▶ _EXERCISE AIM_
All the entries need to be quoted exactly, apart from the pictures, which you should drop.

--- BEGIN DATA PROVIDED ---

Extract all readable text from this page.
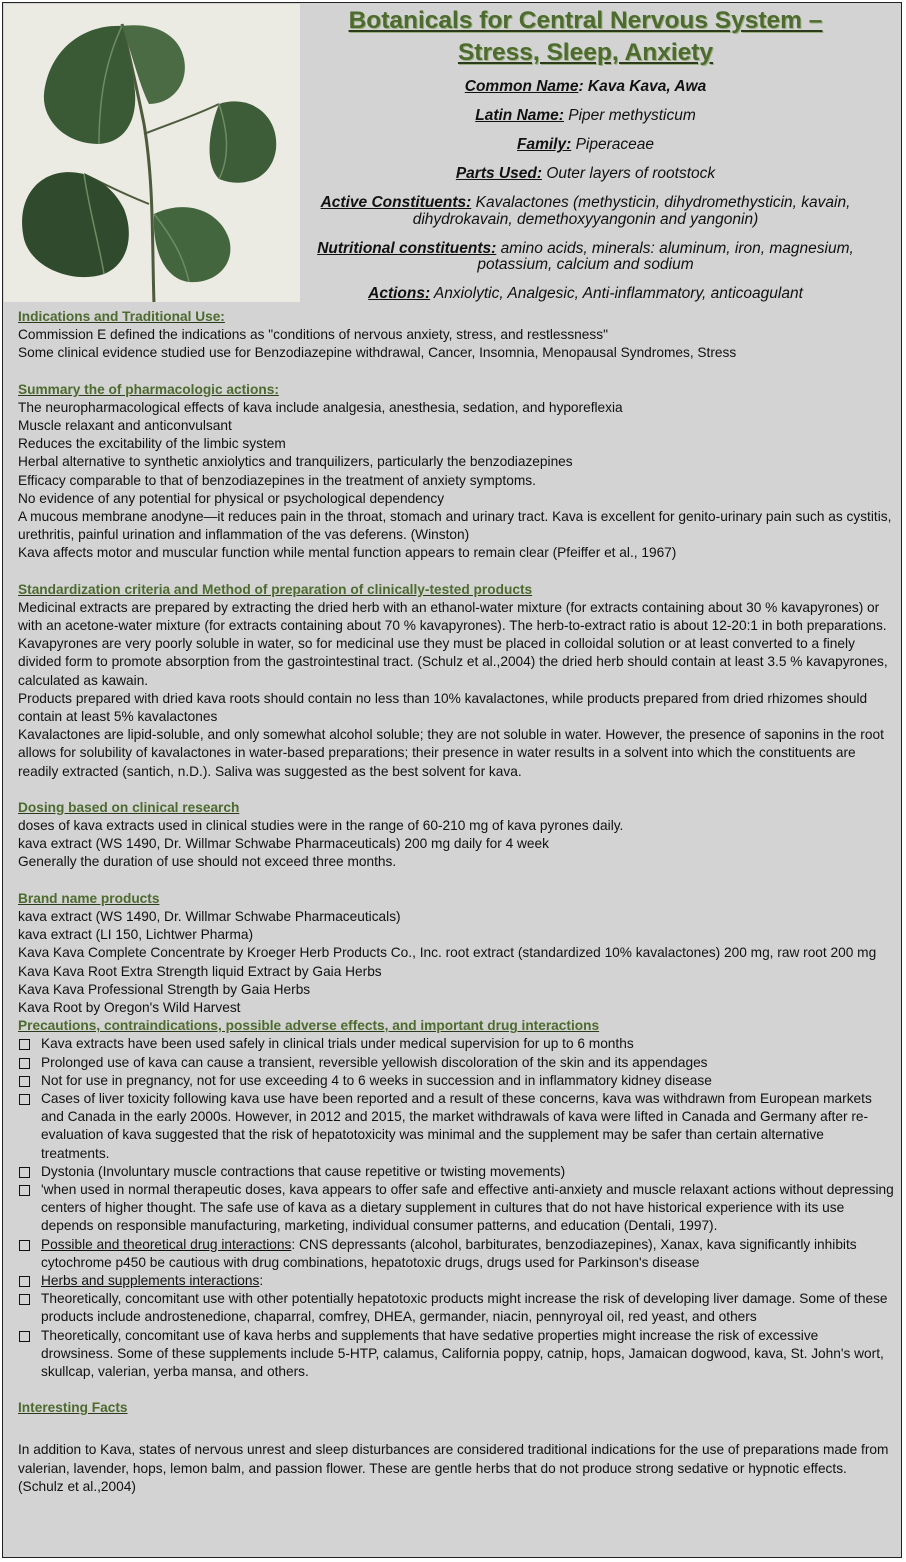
Botanicals for Central Nervous System –
Stress, Sleep, Anxiety
Common Name: Kava Kava, Awa
Latin Name: Piper methysticum
Family: Piperaceae
Parts Used: Outer layers of rootstock
Active Constituents: Kavalactones (methysticin, dihydromethysticin, kavain, dihydrokavain, demethoxyyangonin and yangonin)
Nutritional constituents: amino acids, minerals: aluminum, iron, magnesium, potassium, calcium and sodium
Actions: Anxiolytic, Analgesic, Anti-inflammatory, anticoagulant
Indications and Traditional Use:

Commission E defined the indications as "conditions of nervous anxiety, stress, and restlessness"

Some clinical evidence studied use for Benzodiazepine withdrawal, Cancer, Insomnia, Menopausal Syndromes, Stress

Summary the of pharmacologic actions:

The neuropharmacological effects of kava include analgesia, anesthesia, sedation, and hyporeflexia

Muscle relaxant and anticonvulsant

Reduces the excitability of the limbic system

Herbal alternative to synthetic anxiolytics and tranquilizers, particularly the benzodiazepines

Efficacy comparable to that of benzodiazepines in the treatment of anxiety symptoms.

No evidence of any potential for physical or psychological dependency

A mucous membrane anodyne—it reduces pain in the throat, stomach and urinary tract. Kava is excellent for genito-urinary pain such as cystitis, urethritis, painful urination and inflammation of the vas deferens. (Winston)

Kava affects motor and muscular function while mental function appears to remain clear (Pfeiffer et al., 1967)

Standardization criteria and Method of preparation of clinically-tested products

Medicinal extracts are prepared by extracting the dried herb with an ethanol-water mixture (for extracts containing about 30 % kavapyrones) or with an acetone-water mixture (for extracts containing about 70 % kavapyrones). The herb-to-extract ratio is about 12-20:1 in both preparations. Kavapyrones are very poorly soluble in water, so for medicinal use they must be placed in colloidal solution or at least converted to a finely divided form to promote absorption from the gastrointestinal tract. (Schulz et al.,2004) the dried herb should contain at least 3.5 % kavapyrones, calculated as kawain.

Products prepared with dried kava roots should contain no less than 10% kavalactones, while products prepared from dried rhizomes should contain at least 5% kavalactones

Kavalactones are lipid-soluble, and only somewhat alcohol soluble; they are not soluble in water. However, the presence of saponins in the root allows for solubility of kavalactones in water-based preparations; their presence in water results in a solvent into which the constituents are readily extracted (santich, n.D.). Saliva was suggested as the best solvent for kava.

Dosing based on clinical research

doses of kava extracts used in clinical studies were in the range of 60-210 mg of kava pyrones daily.

kava extract (WS 1490, Dr. Willmar Schwabe Pharmaceuticals) 200 mg daily for 4 week

Generally the duration of use should not exceed three months.

Brand name products

kava extract (WS 1490, Dr. Willmar Schwabe Pharmaceuticals)

kava extract (LI 150, Lichtwer Pharma)

Kava Kava Complete Concentrate by Kroeger Herb Products Co., Inc. root extract (standardized 10% kavalactones) 200 mg, raw root 200 mg

Kava Kava Root Extra Strength liquid Extract by Gaia Herbs

Kava Kava Professional Strength by Gaia Herbs

Kava Root by Oregon's Wild Harvest

Precautions, contraindications, possible adverse effects, and important drug interactions
Kava extracts have been used safely in clinical trials under medical supervision for up to 6 months
Prolonged use of kava can cause a transient, reversible yellowish discoloration of the skin and its appendages
Not for use in pregnancy, not for use exceeding 4 to 6 weeks in succession and in inflammatory kidney disease
Cases of liver toxicity following kava use have been reported and a result of these concerns, kava was withdrawn from European markets and Canada in the early 2000s. However, in 2012 and 2015, the market withdrawals of kava were lifted in Canada and Germany after re-evaluation of kava suggested that the risk of hepatotoxicity was minimal and the supplement may be safer than certain alternative treatments.
Dystonia (Involuntary muscle contractions that cause repetitive or twisting movements)
'when used in normal therapeutic doses, kava appears to offer safe and effective anti-anxiety and muscle relaxant actions without depressing centers of higher thought. The safe use of kava as a dietary supplement in cultures that do not have historical experience with its use depends on responsible manufacturing, marketing, individual consumer patterns, and education (Dentali, 1997).
Possible and theoretical drug interactions: CNS depressants (alcohol, barbiturates, benzodiazepines), Xanax, kava significantly inhibits cytochrome p450 be cautious with drug combinations, hepatotoxic drugs, drugs used for Parkinson's disease
Herbs and supplements interactions:
Theoretically, concomitant use with other potentially hepatotoxic products might increase the risk of developing liver damage. Some of these products include androstenedione, chaparral, comfrey, DHEA, germander, niacin, pennyroyal oil, red yeast, and others
Theoretically, concomitant use of kava herbs and supplements that have sedative properties might increase the risk of excessive drowsiness. Some of these supplements include 5-HTP, calamus, California poppy, catnip, hops, Jamaican dogwood, kava, St. John's wort, skullcap, valerian, yerba mansa, and others.
Interesting Facts

In addition to Kava, states of nervous unrest and sleep disturbances are considered traditional indications for the use of preparations made from valerian, lavender, hops, lemon balm, and passion flower. These are gentle herbs that do not produce strong sedative or hypnotic effects. (Schulz et al.,2004)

--- END DATA PROVIDED ---

▶ _REPLY_
Extract all readable text from this page.
Botanicals for Central Nervous System –
Stress, Sleep, Anxiety
Common Name: Kava Kava, Awa
Latin Name: Piper methysticum
Family: Piperaceae
Parts Used: Outer layers of rootstock
Active Constituents: Kavalactones (methysticin, dihydromethysticin, kavain, dihydrokavain, demethoxyyangonin and yangonin)
Nutritional constituents: amino acids, minerals: aluminum, iron, magnesium, potassium, calcium and sodium
Actions: Anxiolytic, Analgesic, Anti-inflammatory, anticoagulant
Indications and Traditional Use:

Commission E defined the indications as "conditions of nervous anxiety, stress, and restlessness"

Some clinical evidence studied use for Benzodiazepine withdrawal, Cancer, Insomnia, Menopausal Syndromes, Stress

Summary the of pharmacologic actions:

The neuropharmacological effects of kava include analgesia, anesthesia, sedation, and hyporeflexia

Muscle relaxant and anticonvulsant

Reduces the excitability of the limbic system

Herbal alternative to synthetic anxiolytics and tranquilizers, particularly the benzodiazepines

Efficacy comparable to that of benzodiazepines in the treatment of anxiety symptoms.

No evidence of any potential for physical or psychological dependency

A mucous membrane anodyne—it reduces pain in the throat, stomach and urinary tract. Kava is excellent for genito-urinary pain such as cystitis, urethritis, painful urination and inflammation of the vas deferens. (Winston)

Kava affects motor and muscular function while mental function appears to remain clear (Pfeiffer et al., 1967)

Standardization criteria and Method of preparation of clinically-tested products

Medicinal extracts are prepared by extracting the dried herb with an ethanol-water mixture (for extracts containing about 30 % kavapyrones) or with an acetone-water mixture (for extracts containing about 70 % kavapyrones). The herb-to-extract ratio is about 12-20:1 in both preparations. Kavapyrones are very poorly soluble in water, so for medicinal use they must be placed in colloidal solution or at least converted to a finely divided form to promote absorption from the gastrointestinal tract. (Schulz et al.,2004) the dried herb should contain at least 3.5 % kavapyrones, calculated as kawain.

Products prepared with dried kava roots should contain no less than 10% kavalactones, while products prepared from dried rhizomes should contain at least 5% kavalactones

Kavalactones are lipid-soluble, and only somewhat alcohol soluble; they are not soluble in water. However, the presence of saponins in the root allows for solubility of kavalactones in water-based preparations; their presence in water results in a solvent into which the constituents are readily extracted (santich, n.D.). Saliva was suggested as the best solvent for kava.

Dosing based on clinical research

doses of kava extracts used in clinical studies were in the range of 60-210 mg of kava pyrones daily.

kava extract (WS 1490, Dr. Willmar Schwabe Pharmaceuticals) 200 mg daily for 4 week

Generally the duration of use should not exceed three months.

Brand name products

kava extract (WS 1490, Dr. Willmar Schwabe Pharmaceuticals)

kava extract (LI 150, Lichtwer Pharma)

Kava Kava Complete Concentrate by Kroeger Herb Products Co., Inc. root extract (standardized 10% kavalactones) 200 mg, raw root 200 mg

Kava Kava Root Extra Strength liquid Extract by Gaia Herbs

Kava Kava Professional Strength by Gaia Herbs

Kava Root by Oregon's Wild Harvest

Precautions, contraindications, possible adverse effects, and important drug interactions
Kava extracts have been used safely in clinical trials under medical supervision for up to 6 months
Prolonged use of kava can cause a transient, reversible yellowish discoloration of the skin and its appendages
Not for use in pregnancy, not for use exceeding 4 to 6 weeks in succession and in inflammatory kidney disease
Cases of liver toxicity following kava use have been reported and a result of these concerns, kava was withdrawn from European markets and Canada in the early 2000s. However, in 2012 and 2015, the market withdrawals of kava were lifted in Canada and Germany after re-evaluation of kava suggested that the risk of hepatotoxicity was minimal and the supplement may be safer than certain alternative treatments.
Dystonia (Involuntary muscle contractions that cause repetitive or twisting movements)
'when used in normal therapeutic doses, kava appears to offer safe and effective anti-anxiety and muscle relaxant actions without depressing centers of higher thought. The safe use of kava as a dietary supplement in cultures that do not have historical experience with its use depends on responsible manufacturing, marketing, individual consumer patterns, and education (Dentali, 1997).
Possible and theoretical drug interactions: CNS depressants (alcohol, barbiturates, benzodiazepines), Xanax, kava significantly inhibits cytochrome p450 be cautious with drug combinations, hepatotoxic drugs, drugs used for Parkinson's disease
Herbs and supplements interactions:
Theoretically, concomitant use with other potentially hepatotoxic products might increase the risk of developing liver damage. Some of these products include androstenedione, chaparral, comfrey, DHEA, germander, niacin, pennyroyal oil, red yeast, and others
Theoretically, concomitant use of kava herbs and supplements that have sedative properties might increase the risk of excessive drowsiness. Some of these supplements include 5-HTP, calamus, California poppy, catnip, hops, Jamaican dogwood, kava, St. John's wort, skullcap, valerian, yerba mansa, and others.
Interesting Facts

In addition to Kava, states of nervous unrest and sleep disturbances are considered traditional indications for the use of preparations made from valerian, lavender, hops, lemon balm, and passion flower. These are gentle herbs that do not produce strong sedative or hypnotic effects. (Schulz et al.,2004)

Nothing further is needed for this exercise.